## WRITTEN EXERCISE
Answer with nothing but a number: how many lines include the word "this"?

## EXERCISE MATERIAL
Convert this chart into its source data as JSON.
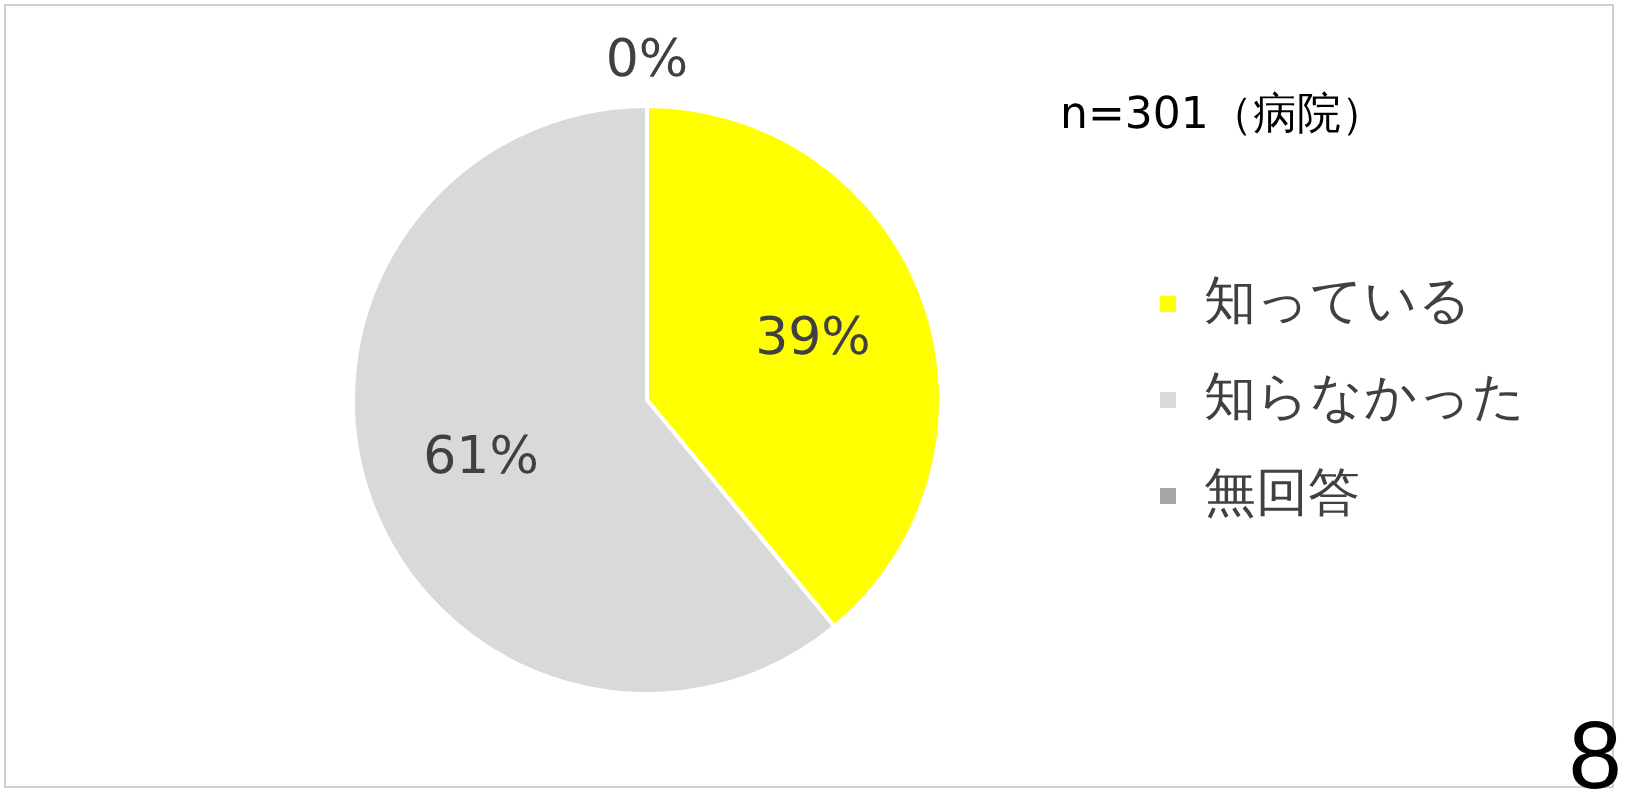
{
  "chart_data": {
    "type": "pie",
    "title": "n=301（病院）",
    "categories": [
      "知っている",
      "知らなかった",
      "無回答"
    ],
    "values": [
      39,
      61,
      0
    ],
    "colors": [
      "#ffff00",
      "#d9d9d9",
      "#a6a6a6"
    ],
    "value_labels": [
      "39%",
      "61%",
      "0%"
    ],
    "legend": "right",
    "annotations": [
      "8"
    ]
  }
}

--

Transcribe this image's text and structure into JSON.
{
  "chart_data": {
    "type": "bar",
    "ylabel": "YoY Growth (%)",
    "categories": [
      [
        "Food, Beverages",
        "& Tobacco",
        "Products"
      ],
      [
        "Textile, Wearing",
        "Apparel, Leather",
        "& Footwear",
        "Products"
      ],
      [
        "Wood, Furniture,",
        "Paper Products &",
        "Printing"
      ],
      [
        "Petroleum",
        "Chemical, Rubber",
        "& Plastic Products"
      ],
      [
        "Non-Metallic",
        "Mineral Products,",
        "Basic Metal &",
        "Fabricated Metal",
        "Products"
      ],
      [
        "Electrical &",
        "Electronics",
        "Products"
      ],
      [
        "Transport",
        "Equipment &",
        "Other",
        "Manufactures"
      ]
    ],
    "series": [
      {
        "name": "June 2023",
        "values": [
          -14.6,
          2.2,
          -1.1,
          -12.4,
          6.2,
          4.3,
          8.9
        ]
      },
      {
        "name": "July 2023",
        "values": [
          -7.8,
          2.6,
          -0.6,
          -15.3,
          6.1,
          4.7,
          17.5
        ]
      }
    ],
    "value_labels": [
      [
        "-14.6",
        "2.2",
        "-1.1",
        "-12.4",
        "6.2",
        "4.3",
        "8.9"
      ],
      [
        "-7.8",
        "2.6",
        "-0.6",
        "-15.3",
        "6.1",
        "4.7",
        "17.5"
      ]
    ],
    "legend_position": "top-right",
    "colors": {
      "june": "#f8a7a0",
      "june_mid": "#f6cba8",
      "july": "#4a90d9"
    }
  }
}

## THE COMPLETED TASK
2